**Task details:**
Could you transcribe the records below exactly, leaving out every picture?

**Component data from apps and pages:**
◆ ◆ ◆

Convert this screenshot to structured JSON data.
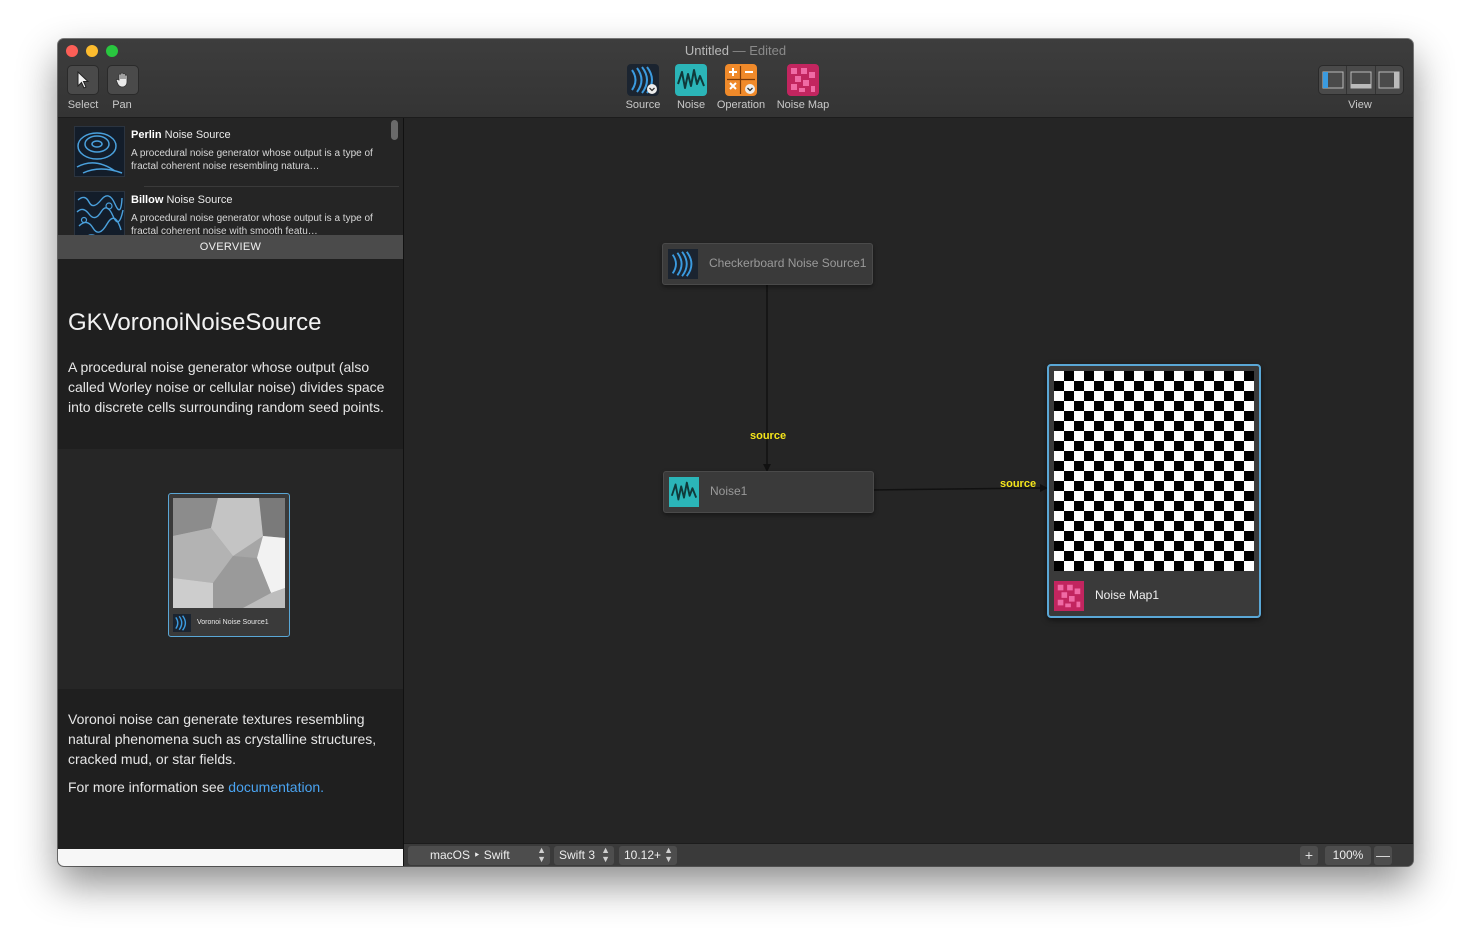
{
  "window": {
    "title": "Untitled",
    "title_suffix": "— Edited"
  },
  "toolbar": {
    "select_label": "Select",
    "pan_label": "Pan",
    "source_label": "Source",
    "noise_label": "Noise",
    "operation_label": "Operation",
    "noise_map_label": "Noise Map",
    "view_label": "View"
  },
  "library": {
    "items": [
      {
        "name": "Perlin",
        "category": "Noise Source",
        "description": "A procedural noise generator whose output is a type of fractal coherent noise resembling natura…"
      },
      {
        "name": "Billow",
        "category": "Noise Source",
        "description": "A procedural noise generator whose output is a type of fractal coherent noise with smooth featu…"
      }
    ]
  },
  "overview": {
    "header": "OVERVIEW",
    "title": "GKVoronoiNoiseSource",
    "description": "A procedural noise generator whose output (also called Worley noise or cellular noise) divides space into discrete cells surrounding random seed points.",
    "preview_label": "Voronoi Noise Source1",
    "details": "Voronoi noise can generate textures resembling natural phenomena such as crystalline structures, cracked mud, or star fields.",
    "more_prefix": "For more information see",
    "more_link": "documentation."
  },
  "canvas": {
    "nodes": {
      "checkerboard": "Checkerboard Noise Source1",
      "noise": "Noise1",
      "noise_map": "Noise Map1"
    },
    "ports": {
      "noise_input": "source",
      "map_input": "source"
    }
  },
  "bottom_bar": {
    "platform": "macOS ‣ Swift",
    "swift_version": "Swift 3",
    "os_version": "10.12+",
    "zoom": "100%"
  },
  "colors": {
    "accent_blue": "#5aa7d6",
    "port_label": "#f4e51a",
    "link": "#4aa3f0",
    "noise_map_icon": "#e0337a",
    "operation_icon": "#f08a2a",
    "noise_icon": "#2bb5b8"
  },
  "icons": [
    "arrow-cursor-icon",
    "hand-icon",
    "source-icon",
    "noise-icon",
    "operation-icon",
    "noise-map-icon",
    "left-panel-icon",
    "bottom-panel-icon",
    "right-panel-icon"
  ]
}
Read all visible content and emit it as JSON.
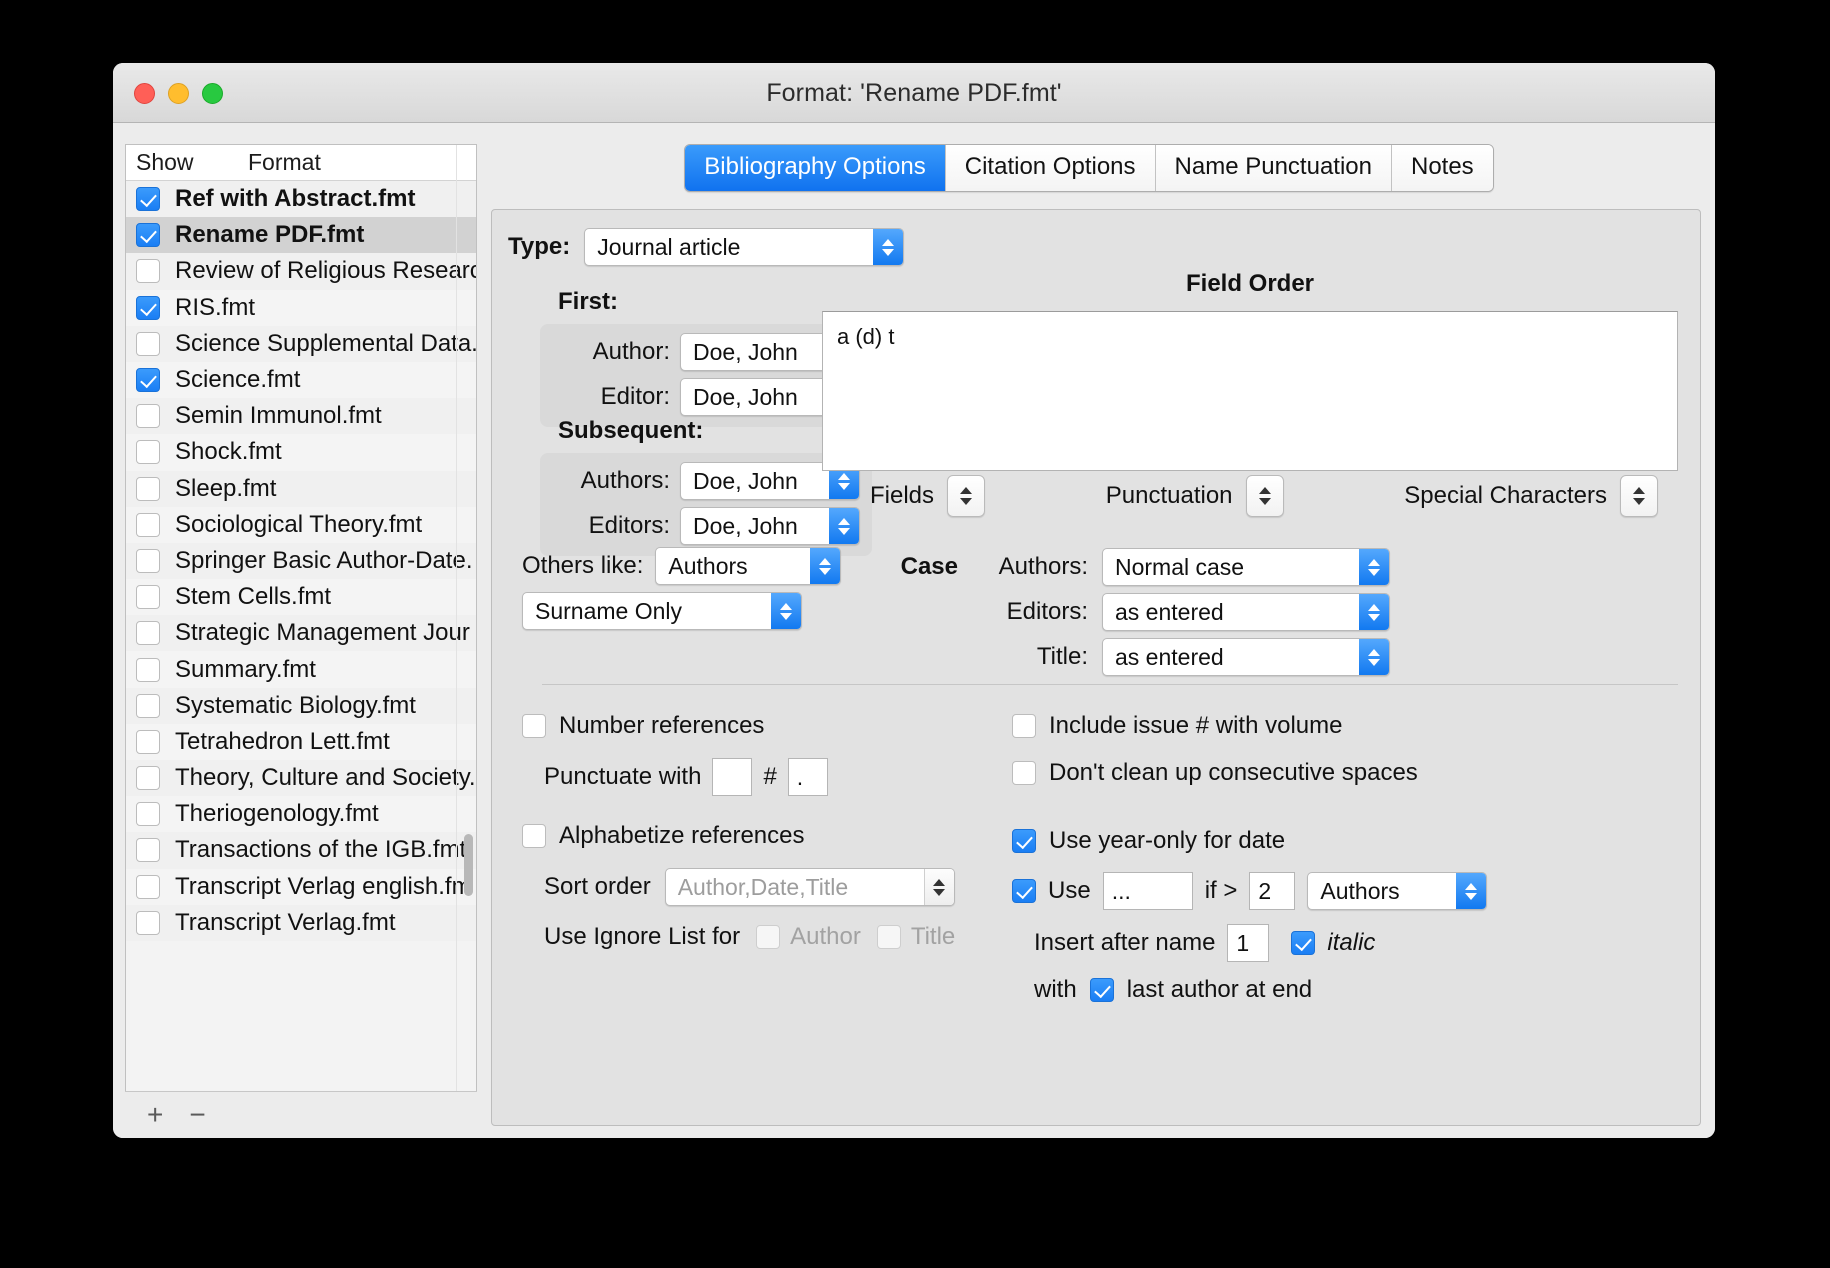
{
  "window": {
    "title": "Format: 'Rename PDF.fmt'",
    "traffic_lights": [
      "close-button",
      "minimize-button",
      "zoom-button"
    ]
  },
  "left_pane": {
    "columns": {
      "show": "Show",
      "format": "Format"
    },
    "footer": {
      "add": "+",
      "remove": "−"
    },
    "items": [
      {
        "label": "Ref with Abstract.fmt",
        "checked": true,
        "bold": true,
        "selected": false
      },
      {
        "label": "Rename PDF.fmt",
        "checked": true,
        "bold": true,
        "selected": true
      },
      {
        "label": "Review of Religious Researc",
        "checked": false,
        "bold": false,
        "selected": false
      },
      {
        "label": "RIS.fmt",
        "checked": true,
        "bold": false,
        "selected": false
      },
      {
        "label": "Science Supplemental Data.",
        "checked": false,
        "bold": false,
        "selected": false
      },
      {
        "label": "Science.fmt",
        "checked": true,
        "bold": false,
        "selected": false
      },
      {
        "label": "Semin Immunol.fmt",
        "checked": false,
        "bold": false,
        "selected": false
      },
      {
        "label": "Shock.fmt",
        "checked": false,
        "bold": false,
        "selected": false
      },
      {
        "label": "Sleep.fmt",
        "checked": false,
        "bold": false,
        "selected": false
      },
      {
        "label": "Sociological Theory.fmt",
        "checked": false,
        "bold": false,
        "selected": false
      },
      {
        "label": "Springer Basic Author-Date.",
        "checked": false,
        "bold": false,
        "selected": false
      },
      {
        "label": "Stem Cells.fmt",
        "checked": false,
        "bold": false,
        "selected": false
      },
      {
        "label": "Strategic Management Jour",
        "checked": false,
        "bold": false,
        "selected": false
      },
      {
        "label": "Summary.fmt",
        "checked": false,
        "bold": false,
        "selected": false
      },
      {
        "label": "Systematic Biology.fmt",
        "checked": false,
        "bold": false,
        "selected": false
      },
      {
        "label": "Tetrahedron Lett.fmt",
        "checked": false,
        "bold": false,
        "selected": false
      },
      {
        "label": "Theory, Culture and Society.",
        "checked": false,
        "bold": false,
        "selected": false
      },
      {
        "label": "Theriogenology.fmt",
        "checked": false,
        "bold": false,
        "selected": false
      },
      {
        "label": "Transactions of the IGB.fmt",
        "checked": false,
        "bold": false,
        "selected": false
      },
      {
        "label": "Transcript Verlag english.fm",
        "checked": false,
        "bold": false,
        "selected": false
      },
      {
        "label": "Transcript Verlag.fmt",
        "checked": false,
        "bold": false,
        "selected": false
      }
    ]
  },
  "tabs": [
    {
      "label": "Bibliography Options",
      "active": true
    },
    {
      "label": "Citation Options",
      "active": false
    },
    {
      "label": "Name Punctuation",
      "active": false
    },
    {
      "label": "Notes",
      "active": false
    }
  ],
  "form": {
    "type_label": "Type:",
    "type_value": "Journal article",
    "first_label": "First:",
    "first_author_label": "Author:",
    "first_author_value": "Doe, John",
    "first_editor_label": "Editor:",
    "first_editor_value": "Doe, John",
    "subsequent_label": "Subsequent:",
    "subsequent_authors_label": "Authors:",
    "subsequent_authors_value": "Doe, John",
    "subsequent_editors_label": "Editors:",
    "subsequent_editors_value": "Doe, John",
    "others_like_label": "Others like:",
    "others_like_value": "Authors",
    "surname_value": "Surname Only",
    "field_order_title": "Field Order",
    "field_order_content": "a (d) t",
    "fields_label": "Fields",
    "punctuation_label": "Punctuation",
    "special_characters_label": "Special Characters",
    "case_label": "Case",
    "case_authors_label": "Authors:",
    "case_authors_value": "Normal case",
    "case_editors_label": "Editors:",
    "case_editors_value": "as entered",
    "case_title_label": "Title:",
    "case_title_value": "as entered"
  },
  "options_left": {
    "number_references_label": "Number references",
    "number_references_checked": false,
    "punctuate_with_label": "Punctuate with",
    "punctuate_prefix_value": "",
    "punctuate_hash": "#",
    "punctuate_suffix_value": ".",
    "alphabetize_label": "Alphabetize references",
    "alphabetize_checked": false,
    "sort_order_label": "Sort order",
    "sort_order_value": "Author,Date,Title",
    "ignore_list_label": "Use Ignore List for",
    "ignore_author_label": "Author",
    "ignore_author_checked": false,
    "ignore_title_label": "Title",
    "ignore_title_checked": false
  },
  "options_right": {
    "include_issue_label": "Include issue # with volume",
    "include_issue_checked": false,
    "dont_clean_label": "Don't clean up consecutive spaces",
    "dont_clean_checked": false,
    "year_only_label": "Use year-only for date",
    "year_only_checked": true,
    "use_label": "Use",
    "use_checked": true,
    "use_value": "...",
    "if_gt_label": "if >",
    "if_gt_value": "2",
    "use_target_value": "Authors",
    "insert_after_label": "Insert after name",
    "insert_after_value": "1",
    "italic_label": "italic",
    "italic_checked": true,
    "with_label": "with",
    "last_author_label": "last author at end",
    "last_author_checked": true
  },
  "colors": {
    "accent_blue": "#1c7ef0",
    "window_bg": "#ececec",
    "panel_bg": "#e2e2e2",
    "selected_row": "#d2d2d2"
  }
}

◆ ◆ ◆

**Solved problem:**
Convert this screenshot to structured JSON data.
{
  "window": {
    "title": "Untitled",
    "title_suffix": "— Edited"
  },
  "toolbar": {
    "select_label": "Select",
    "pan_label": "Pan",
    "source_label": "Source",
    "noise_label": "Noise",
    "operation_label": "Operation",
    "noise_map_label": "Noise Map",
    "view_label": "View"
  },
  "library": {
    "items": [
      {
        "name": "Perlin",
        "category": "Noise Source",
        "description": "A procedural noise generator whose output is a type of fractal coherent noise resembling natura…"
      },
      {
        "name": "Billow",
        "category": "Noise Source",
        "description": "A procedural noise generator whose output is a type of fractal coherent noise with smooth featu…"
      }
    ]
  },
  "overview": {
    "header": "OVERVIEW",
    "title": "GKVoronoiNoiseSource",
    "description": "A procedural noise generator whose output (also called Worley noise or cellular noise) divides space into discrete cells surrounding random seed points.",
    "preview_label": "Voronoi Noise Source1",
    "details": "Voronoi noise can generate textures resembling natural phenomena such as crystalline structures, cracked mud, or star fields.",
    "more_prefix": "For more information see",
    "more_link": "documentation."
  },
  "canvas": {
    "nodes": {
      "checkerboard": "Checkerboard Noise Source1",
      "noise": "Noise1",
      "noise_map": "Noise Map1"
    },
    "ports": {
      "noise_input": "source",
      "map_input": "source"
    }
  },
  "bottom_bar": {
    "platform": "macOS ‣ Swift",
    "swift_version": "Swift 3",
    "os_version": "10.12+",
    "zoom": "100%"
  },
  "colors": {
    "accent_blue": "#5aa7d6",
    "port_label": "#f4e51a",
    "link": "#4aa3f0",
    "noise_map_icon": "#e0337a",
    "operation_icon": "#f08a2a",
    "noise_icon": "#2bb5b8"
  },
  "icons": [
    "arrow-cursor-icon",
    "hand-icon",
    "source-icon",
    "noise-icon",
    "operation-icon",
    "noise-map-icon",
    "left-panel-icon",
    "bottom-panel-icon",
    "right-panel-icon"
  ]
}
Read all visible content and emit it as JSON.
{
  "window": {
    "title": "Format: 'Rename PDF.fmt'",
    "traffic_lights": [
      "close-button",
      "minimize-button",
      "zoom-button"
    ]
  },
  "left_pane": {
    "columns": {
      "show": "Show",
      "format": "Format"
    },
    "footer": {
      "add": "+",
      "remove": "−"
    },
    "items": [
      {
        "label": "Ref with Abstract.fmt",
        "checked": true,
        "bold": true,
        "selected": false
      },
      {
        "label": "Rename PDF.fmt",
        "checked": true,
        "bold": true,
        "selected": true
      },
      {
        "label": "Review of Religious Researc",
        "checked": false,
        "bold": false,
        "selected": false
      },
      {
        "label": "RIS.fmt",
        "checked": true,
        "bold": false,
        "selected": false
      },
      {
        "label": "Science Supplemental Data.",
        "checked": false,
        "bold": false,
        "selected": false
      },
      {
        "label": "Science.fmt",
        "checked": true,
        "bold": false,
        "selected": false
      },
      {
        "label": "Semin Immunol.fmt",
        "checked": false,
        "bold": false,
        "selected": false
      },
      {
        "label": "Shock.fmt",
        "checked": false,
        "bold": false,
        "selected": false
      },
      {
        "label": "Sleep.fmt",
        "checked": false,
        "bold": false,
        "selected": false
      },
      {
        "label": "Sociological Theory.fmt",
        "checked": false,
        "bold": false,
        "selected": false
      },
      {
        "label": "Springer Basic Author-Date.",
        "checked": false,
        "bold": false,
        "selected": false
      },
      {
        "label": "Stem Cells.fmt",
        "checked": false,
        "bold": false,
        "selected": false
      },
      {
        "label": "Strategic Management Jour",
        "checked": false,
        "bold": false,
        "selected": false
      },
      {
        "label": "Summary.fmt",
        "checked": false,
        "bold": false,
        "selected": false
      },
      {
        "label": "Systematic Biology.fmt",
        "checked": false,
        "bold": false,
        "selected": false
      },
      {
        "label": "Tetrahedron Lett.fmt",
        "checked": false,
        "bold": false,
        "selected": false
      },
      {
        "label": "Theory, Culture and Society.",
        "checked": false,
        "bold": false,
        "selected": false
      },
      {
        "label": "Theriogenology.fmt",
        "checked": false,
        "bold": false,
        "selected": false
      },
      {
        "label": "Transactions of the IGB.fmt",
        "checked": false,
        "bold": false,
        "selected": false
      },
      {
        "label": "Transcript Verlag english.fm",
        "checked": false,
        "bold": false,
        "selected": false
      },
      {
        "label": "Transcript Verlag.fmt",
        "checked": false,
        "bold": false,
        "selected": false
      }
    ]
  },
  "tabs": [
    {
      "label": "Bibliography Options",
      "active": true
    },
    {
      "label": "Citation Options",
      "active": false
    },
    {
      "label": "Name Punctuation",
      "active": false
    },
    {
      "label": "Notes",
      "active": false
    }
  ],
  "form": {
    "type_label": "Type:",
    "type_value": "Journal article",
    "first_label": "First:",
    "first_author_label": "Author:",
    "first_author_value": "Doe, John",
    "first_editor_label": "Editor:",
    "first_editor_value": "Doe, John",
    "subsequent_label": "Subsequent:",
    "subsequent_authors_label": "Authors:",
    "subsequent_authors_value": "Doe, John",
    "subsequent_editors_label": "Editors:",
    "subsequent_editors_value": "Doe, John",
    "others_like_label": "Others like:",
    "others_like_value": "Authors",
    "surname_value": "Surname Only",
    "field_order_title": "Field Order",
    "field_order_content": "a (d) t",
    "fields_label": "Fields",
    "punctuation_label": "Punctuation",
    "special_characters_label": "Special Characters",
    "case_label": "Case",
    "case_authors_label": "Authors:",
    "case_authors_value": "Normal case",
    "case_editors_label": "Editors:",
    "case_editors_value": "as entered",
    "case_title_label": "Title:",
    "case_title_value": "as entered"
  },
  "options_left": {
    "number_references_label": "Number references",
    "number_references_checked": false,
    "punctuate_with_label": "Punctuate with",
    "punctuate_prefix_value": "",
    "punctuate_hash": "#",
    "punctuate_suffix_value": ".",
    "alphabetize_label": "Alphabetize references",
    "alphabetize_checked": false,
    "sort_order_label": "Sort order",
    "sort_order_value": "Author,Date,Title",
    "ignore_list_label": "Use Ignore List for",
    "ignore_author_label": "Author",
    "ignore_author_checked": false,
    "ignore_title_label": "Title",
    "ignore_title_checked": false
  },
  "options_right": {
    "include_issue_label": "Include issue # with volume",
    "include_issue_checked": false,
    "dont_clean_label": "Don't clean up consecutive spaces",
    "dont_clean_checked": false,
    "year_only_label": "Use year-only for date",
    "year_only_checked": true,
    "use_label": "Use",
    "use_checked": true,
    "use_value": "...",
    "if_gt_label": "if >",
    "if_gt_value": "2",
    "use_target_value": "Authors",
    "insert_after_label": "Insert after name",
    "insert_after_value": "1",
    "italic_label": "italic",
    "italic_checked": true,
    "with_label": "with",
    "last_author_label": "last author at end",
    "last_author_checked": true
  },
  "colors": {
    "accent_blue": "#1c7ef0",
    "window_bg": "#ececec",
    "panel_bg": "#e2e2e2",
    "selected_row": "#d2d2d2"
  }
}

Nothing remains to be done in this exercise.